==== Data supplied ====

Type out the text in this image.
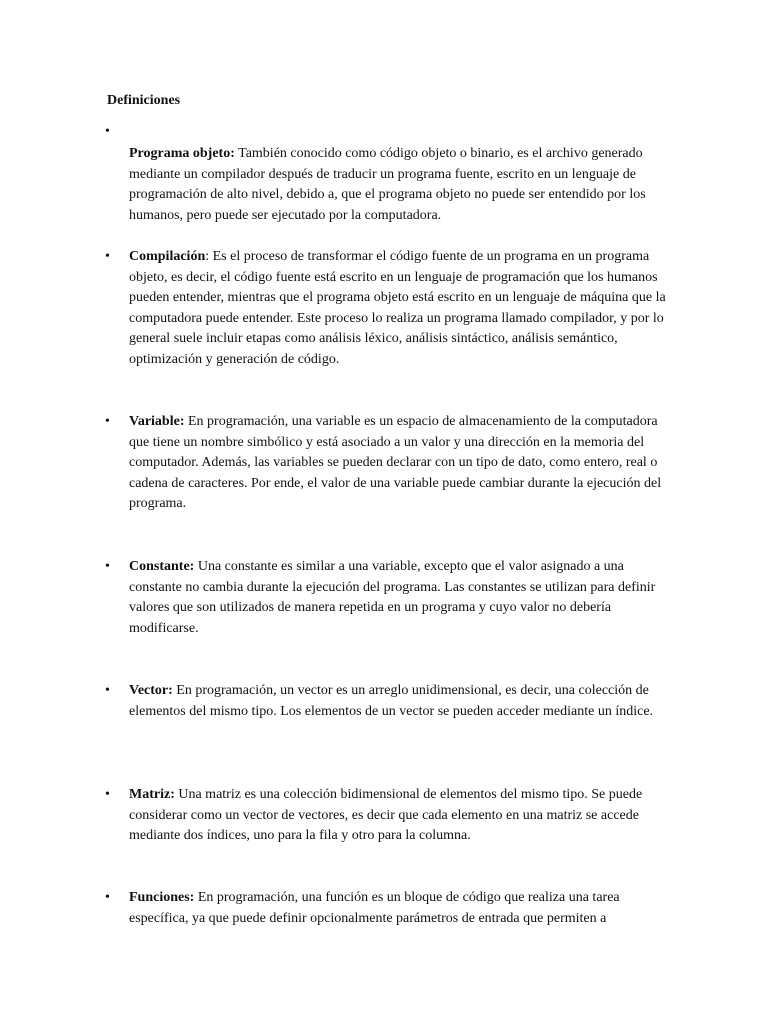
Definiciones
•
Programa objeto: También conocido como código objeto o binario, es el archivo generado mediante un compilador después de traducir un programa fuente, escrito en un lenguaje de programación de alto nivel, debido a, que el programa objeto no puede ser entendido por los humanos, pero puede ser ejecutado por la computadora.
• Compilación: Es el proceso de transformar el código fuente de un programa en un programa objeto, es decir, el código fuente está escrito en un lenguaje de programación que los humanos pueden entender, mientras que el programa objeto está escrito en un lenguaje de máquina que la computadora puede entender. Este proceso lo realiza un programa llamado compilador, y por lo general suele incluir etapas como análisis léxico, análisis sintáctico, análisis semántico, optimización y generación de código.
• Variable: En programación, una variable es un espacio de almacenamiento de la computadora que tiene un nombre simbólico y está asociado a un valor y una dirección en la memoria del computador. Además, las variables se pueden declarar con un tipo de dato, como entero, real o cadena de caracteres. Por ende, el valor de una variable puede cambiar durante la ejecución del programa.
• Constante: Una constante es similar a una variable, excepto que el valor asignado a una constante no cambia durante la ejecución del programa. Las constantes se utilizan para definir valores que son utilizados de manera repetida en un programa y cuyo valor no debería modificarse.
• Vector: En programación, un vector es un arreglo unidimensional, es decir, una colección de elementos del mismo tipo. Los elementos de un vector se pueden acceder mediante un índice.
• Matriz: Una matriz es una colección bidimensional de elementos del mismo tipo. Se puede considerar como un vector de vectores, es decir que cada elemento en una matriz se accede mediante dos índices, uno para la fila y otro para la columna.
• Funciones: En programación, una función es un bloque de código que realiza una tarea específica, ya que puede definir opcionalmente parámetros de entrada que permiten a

====

Directions ▸
All of the records above must be copied exactly, except for the pictures.

Output ▸
Type out the text in this image.
Definiciones
•
Programa objeto: También conocido como código objeto o binario, es el archivo generado mediante un compilador después de traducir un programa fuente, escrito en un lenguaje de programación de alto nivel, debido a, que el programa objeto no puede ser entendido por los humanos, pero puede ser ejecutado por la computadora.
• Compilación: Es el proceso de transformar el código fuente de un programa en un programa objeto, es decir, el código fuente está escrito en un lenguaje de programación que los humanos pueden entender, mientras que el programa objeto está escrito en un lenguaje de máquina que la computadora puede entender. Este proceso lo realiza un programa llamado compilador, y por lo general suele incluir etapas como análisis léxico, análisis sintáctico, análisis semántico, optimización y generación de código.
• Variable: En programación, una variable es un espacio de almacenamiento de la computadora que tiene un nombre simbólico y está asociado a un valor y una dirección en la memoria del computador. Además, las variables se pueden declarar con un tipo de dato, como entero, real o cadena de caracteres. Por ende, el valor de una variable puede cambiar durante la ejecución del programa.
• Constante: Una constante es similar a una variable, excepto que el valor asignado a una constante no cambia durante la ejecución del programa. Las constantes se utilizan para definir valores que son utilizados de manera repetida en un programa y cuyo valor no debería modificarse.
• Vector: En programación, un vector es un arreglo unidimensional, es decir, una colección de elementos del mismo tipo. Los elementos de un vector se pueden acceder mediante un índice.
• Matriz: Una matriz es una colección bidimensional de elementos del mismo tipo. Se puede considerar como un vector de vectores, es decir que cada elemento en una matriz se accede mediante dos índices, uno para la fila y otro para la columna.
• Funciones: En programación, una función es un bloque de código que realiza una tarea específica, ya que puede definir opcionalmente parámetros de entrada que permiten a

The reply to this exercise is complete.